▶ **Given data**
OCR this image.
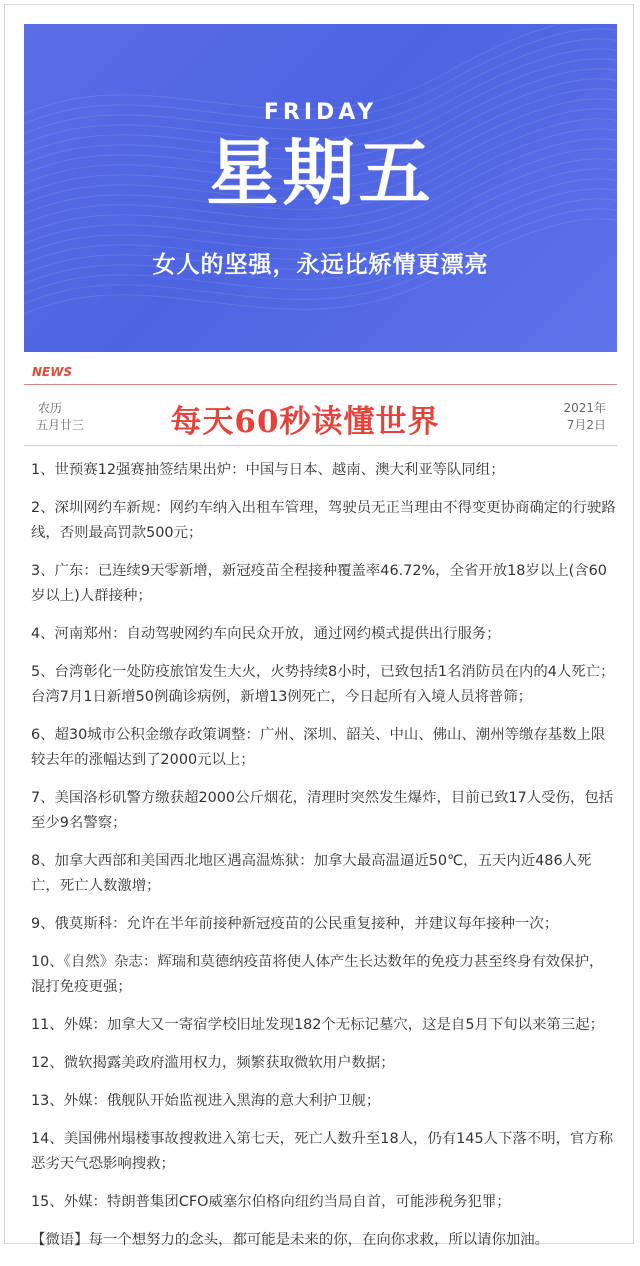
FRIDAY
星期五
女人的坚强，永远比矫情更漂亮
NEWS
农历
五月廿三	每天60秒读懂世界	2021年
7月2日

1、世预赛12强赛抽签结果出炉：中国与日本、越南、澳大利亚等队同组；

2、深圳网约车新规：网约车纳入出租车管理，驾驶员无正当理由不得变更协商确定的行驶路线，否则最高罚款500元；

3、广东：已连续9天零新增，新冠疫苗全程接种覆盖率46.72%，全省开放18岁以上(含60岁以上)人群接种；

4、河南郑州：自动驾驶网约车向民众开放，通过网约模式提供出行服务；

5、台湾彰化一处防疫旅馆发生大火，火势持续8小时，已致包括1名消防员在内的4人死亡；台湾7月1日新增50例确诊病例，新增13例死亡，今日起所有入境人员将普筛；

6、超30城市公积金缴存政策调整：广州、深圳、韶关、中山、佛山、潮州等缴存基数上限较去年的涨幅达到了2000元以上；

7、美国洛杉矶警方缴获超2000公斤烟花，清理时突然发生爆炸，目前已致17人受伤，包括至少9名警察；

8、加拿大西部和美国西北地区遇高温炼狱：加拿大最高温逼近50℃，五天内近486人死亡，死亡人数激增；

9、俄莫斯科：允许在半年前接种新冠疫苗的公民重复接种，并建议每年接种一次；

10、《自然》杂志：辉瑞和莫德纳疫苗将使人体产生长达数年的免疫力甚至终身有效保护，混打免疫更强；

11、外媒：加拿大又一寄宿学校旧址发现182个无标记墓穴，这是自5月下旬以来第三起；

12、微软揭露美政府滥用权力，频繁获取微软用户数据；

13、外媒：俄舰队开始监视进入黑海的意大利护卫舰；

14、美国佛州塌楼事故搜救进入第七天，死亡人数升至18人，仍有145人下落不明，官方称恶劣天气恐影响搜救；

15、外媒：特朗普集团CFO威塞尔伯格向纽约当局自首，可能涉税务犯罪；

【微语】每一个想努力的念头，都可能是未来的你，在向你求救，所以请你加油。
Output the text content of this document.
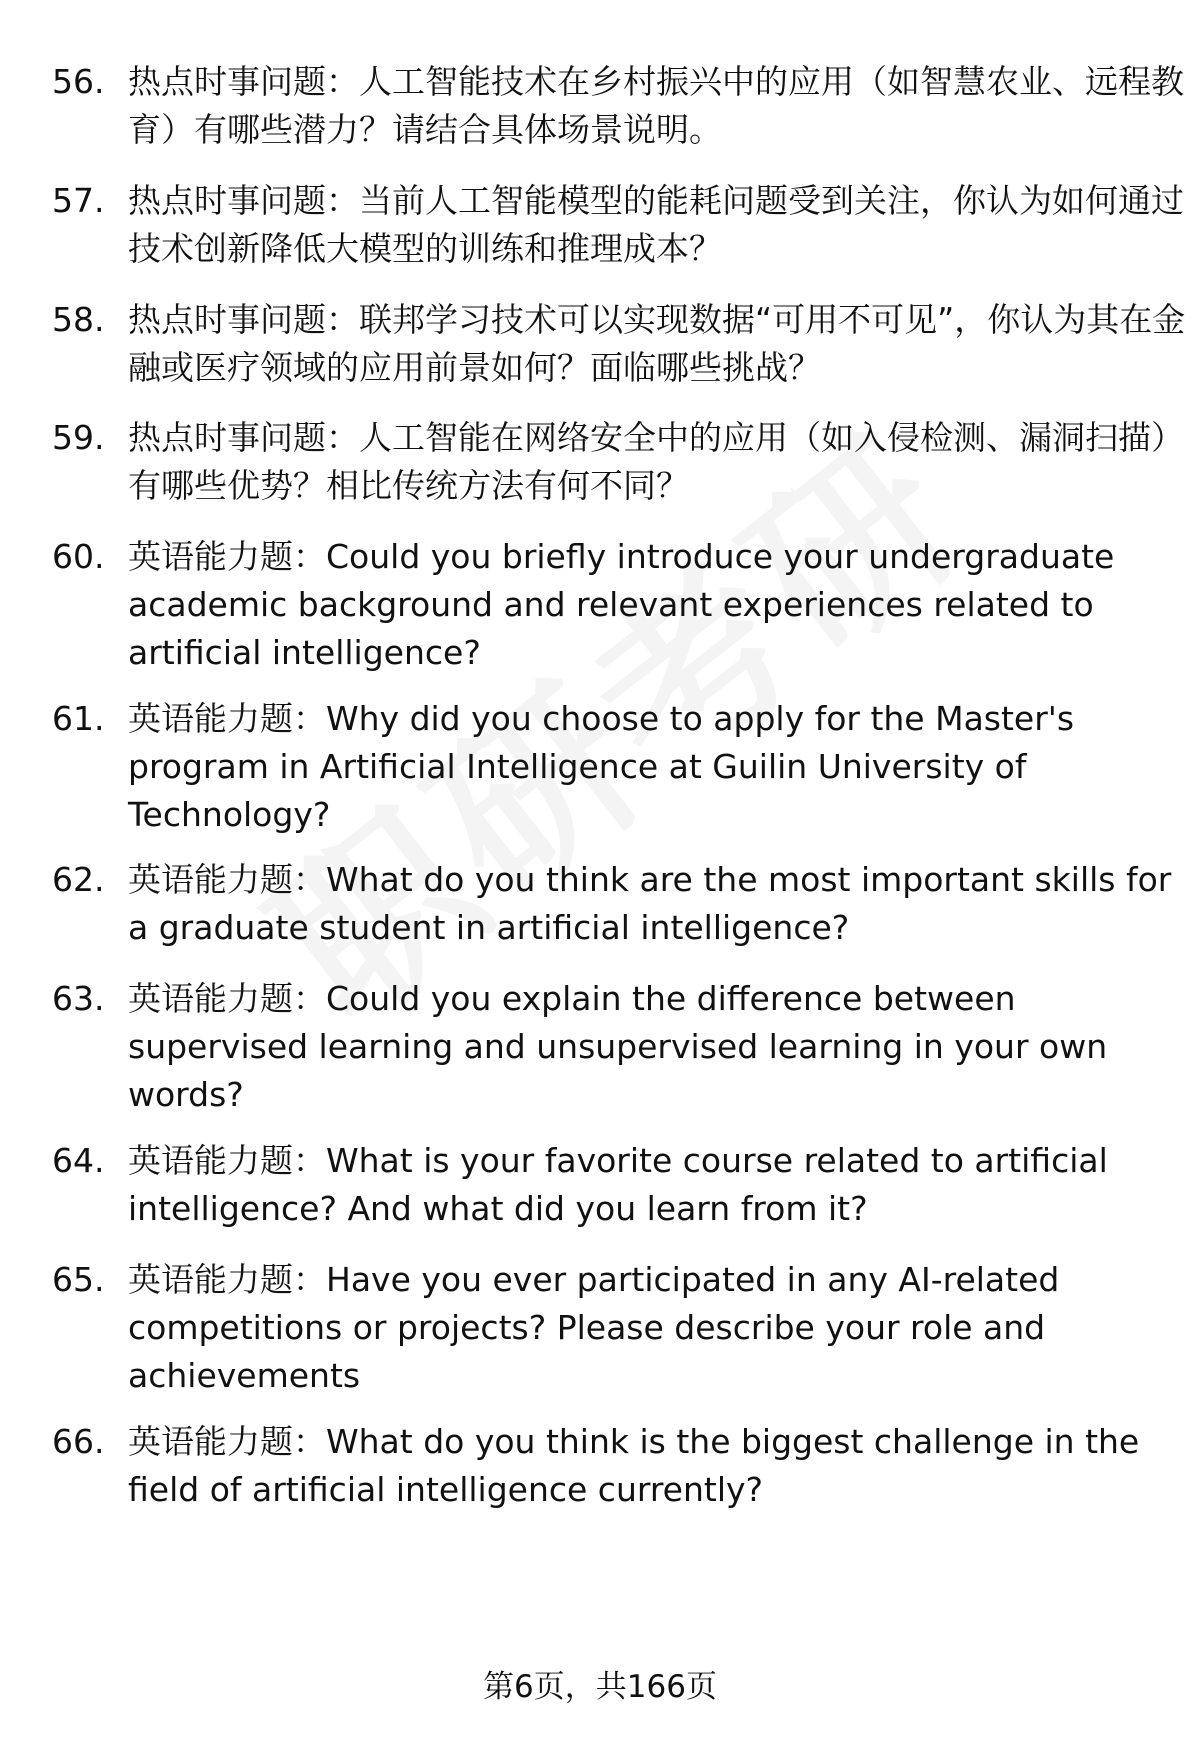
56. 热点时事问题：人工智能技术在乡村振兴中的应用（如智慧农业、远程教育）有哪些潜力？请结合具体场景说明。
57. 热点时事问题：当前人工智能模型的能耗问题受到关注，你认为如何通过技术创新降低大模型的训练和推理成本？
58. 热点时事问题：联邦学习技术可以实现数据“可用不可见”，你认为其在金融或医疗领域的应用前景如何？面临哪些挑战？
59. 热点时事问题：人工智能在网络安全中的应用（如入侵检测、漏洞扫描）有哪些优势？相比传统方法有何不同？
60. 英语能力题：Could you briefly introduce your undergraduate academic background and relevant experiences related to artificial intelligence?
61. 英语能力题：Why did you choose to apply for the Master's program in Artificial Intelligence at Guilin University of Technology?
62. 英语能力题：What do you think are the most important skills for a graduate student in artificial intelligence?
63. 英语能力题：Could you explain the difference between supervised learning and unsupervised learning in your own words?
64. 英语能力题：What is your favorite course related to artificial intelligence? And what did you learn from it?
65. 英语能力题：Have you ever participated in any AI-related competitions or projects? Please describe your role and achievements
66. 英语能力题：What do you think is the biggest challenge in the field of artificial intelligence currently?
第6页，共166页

▶ **Stated problem**
Transcribe all the lines above exactly, apart from the pictures.

▶ **Answer to the exercise**
OCR this image.
FRIDAY
星期五
女人的坚强，永远比矫情更漂亮
NEWS
农历
五月廿三	每天60秒读懂世界	2021年
7月2日

1、世预赛12强赛抽签结果出炉：中国与日本、越南、澳大利亚等队同组；

2、深圳网约车新规：网约车纳入出租车管理，驾驶员无正当理由不得变更协商确定的行驶路线，否则最高罚款500元；

3、广东：已连续9天零新增，新冠疫苗全程接种覆盖率46.72%，全省开放18岁以上(含60岁以上)人群接种；

4、河南郑州：自动驾驶网约车向民众开放，通过网约模式提供出行服务；

5、台湾彰化一处防疫旅馆发生大火，火势持续8小时，已致包括1名消防员在内的4人死亡；台湾7月1日新增50例确诊病例，新增13例死亡，今日起所有入境人员将普筛；

6、超30城市公积金缴存政策调整：广州、深圳、韶关、中山、佛山、潮州等缴存基数上限较去年的涨幅达到了2000元以上；

7、美国洛杉矶警方缴获超2000公斤烟花，清理时突然发生爆炸，目前已致17人受伤，包括至少9名警察；

8、加拿大西部和美国西北地区遇高温炼狱：加拿大最高温逼近50℃，五天内近486人死亡，死亡人数激增；

9、俄莫斯科：允许在半年前接种新冠疫苗的公民重复接种，并建议每年接种一次；

10、《自然》杂志：辉瑞和莫德纳疫苗将使人体产生长达数年的免疫力甚至终身有效保护，混打免疫更强；

11、外媒：加拿大又一寄宿学校旧址发现182个无标记墓穴，这是自5月下旬以来第三起；

12、微软揭露美政府滥用权力，频繁获取微软用户数据；

13、外媒：俄舰队开始监视进入黑海的意大利护卫舰；

14、美国佛州塌楼事故搜救进入第七天，死亡人数升至18人，仍有145人下落不明，官方称恶劣天气恐影响搜救；

15、外媒：特朗普集团CFO威塞尔伯格向纽约当局自首，可能涉税务犯罪；

【微语】每一个想努力的念头，都可能是未来的你，在向你求救，所以请你加油。
Output the text content of this document.
56. 热点时事问题：人工智能技术在乡村振兴中的应用（如智慧农业、远程教育）有哪些潜力？请结合具体场景说明。
57. 热点时事问题：当前人工智能模型的能耗问题受到关注，你认为如何通过技术创新降低大模型的训练和推理成本？
58. 热点时事问题：联邦学习技术可以实现数据“可用不可见”，你认为其在金融或医疗领域的应用前景如何？面临哪些挑战？
59. 热点时事问题：人工智能在网络安全中的应用（如入侵检测、漏洞扫描）有哪些优势？相比传统方法有何不同？
60. 英语能力题：Could you briefly introduce your undergraduate academic background and relevant experiences related to artificial intelligence?
61. 英语能力题：Why did you choose to apply for the Master's program in Artificial Intelligence at Guilin University of Technology?
62. 英语能力题：What do you think are the most important skills for a graduate student in artificial intelligence?
63. 英语能力题：Could you explain the difference between supervised learning and unsupervised learning in your own words?
64. 英语能力题：What is your favorite course related to artificial intelligence? And what did you learn from it?
65. 英语能力题：Have you ever participated in any AI-related competitions or projects? Please describe your role and achievements
66. 英语能力题：What do you think is the biggest challenge in the field of artificial intelligence currently?
第6页，共166页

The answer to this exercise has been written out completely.